**Stated task 1**
Name every effects layer that the rendering passage lists.
**Stated task 2**
Please reproduce the rendering passage word for word from "Rendering efficiencies: I" to "of over 1000.".

**Supplied passage**
A real struggle to reduce sample count and rendering time has paid off – main layer render time cut better than 1/2 and less noise overall, though it requires rather unusual use of render layers and the Compositor. The following three images are sequential frames from the “drone attack” segment, showing the blaster and light saber blocking effects I cooked up:






The main layer (includes the dojo interior and Liniia figure, plus any attackers) now takes around 3 hours to render @ 500 samples, down from 1500 samples and 7 hours when rendering all layers together. The background cityscape is now a separately-rendered layer that takes around 30 minutes for 250 samples. Effects layers like the light saber blade, blaster shots and sparks add about another half-hour of rendering/composite time, though that should lessen some when rendering the layers out as image sequences for final compositing. Right now I’m still exploring efficiencies in the process.

Rendering efficiencies: I removed the animated cat hologram effect because it contributed a great deal to noise & sampling requirements, replacing it with a statue created from the same source file (my panther from an earlier project). This made a large difference in overall noise and rendering time, mainly due to the elimination of a light source. In a similar vein I limited the interactive lighting from the light saber blade to Glossy only, so there is some reaction from the armor and the glossy component of the skin shader. This made the figure render acceptably in around 500 samples instead of over 1000.

**Stored records**

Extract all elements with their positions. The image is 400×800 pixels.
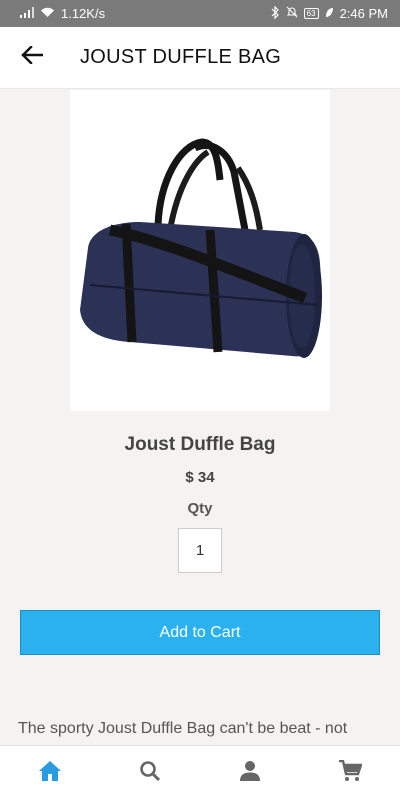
account-icon: [239, 760, 261, 787]
network-speed: 1.12K/s: [61, 6, 106, 21]
duffle-bag-image: [80, 138, 322, 358]
app-bar: JOUST DUFFLE BAG: [0, 27, 400, 89]
nav-search[interactable]: [120, 746, 180, 800]
product-name: Joust Duffle Bag: [124, 434, 276, 455]
nav-cart[interactable]: [320, 746, 380, 800]
back-button[interactable]: [0, 27, 64, 89]
leaf-icon: [325, 6, 334, 21]
bottom-navigation: [0, 745, 400, 800]
bluetooth-icon: [271, 5, 280, 22]
search-icon: [139, 760, 161, 787]
cart-icon: [338, 759, 363, 787]
product-detail-screen: 1.12K/s 63 2:46 PM JOUST DUFFLE BAG Jous…: [0, 0, 400, 800]
status-left: 1.12K/s: [20, 6, 105, 21]
status-right: 63 2:46 PM: [271, 5, 388, 22]
arrow-left-icon: [21, 45, 44, 69]
status-bar: 1.12K/s 63 2:46 PM: [0, 0, 400, 27]
mute-icon: [286, 6, 298, 21]
battery-indicator: 63: [303, 8, 319, 19]
signal-icon: [20, 6, 34, 21]
add-to-cart-button[interactable]: Add to Cart: [20, 610, 380, 655]
nav-account[interactable]: [220, 746, 280, 800]
product-image: [70, 90, 330, 411]
home-icon: [38, 760, 62, 787]
product-description: The sporty Joust Duffle Bag can't be bea…: [18, 720, 348, 737]
qty-input[interactable]: [178, 528, 222, 573]
qty-label: Qty: [187, 500, 213, 517]
page-title: JOUST DUFFLE BAG: [80, 46, 282, 68]
wifi-icon: [40, 6, 55, 21]
nav-home[interactable]: [20, 746, 80, 800]
clock-time: 2:46 PM: [339, 6, 388, 21]
product-price: $ 34: [185, 469, 215, 486]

**Correct answer 1**
The light saber blade, blaster shots, and sparks.

**Correct answer 2**
Rendering efficiencies: I removed the animated cat hologram effect because it contributed a great deal to noise & sampling requirements, replacing it with a statue created from the same source file (my panther from an earlier project). This made a large difference in overall noise and rendering time, mainly due to the elimination of a light source. In a similar vein I limited the interactive lighting from the light saber blade to Glossy only, so there is some reaction from the armor and the glossy component of the skin shader. This made the figure render acceptably in around 500 samples instead of over 1000.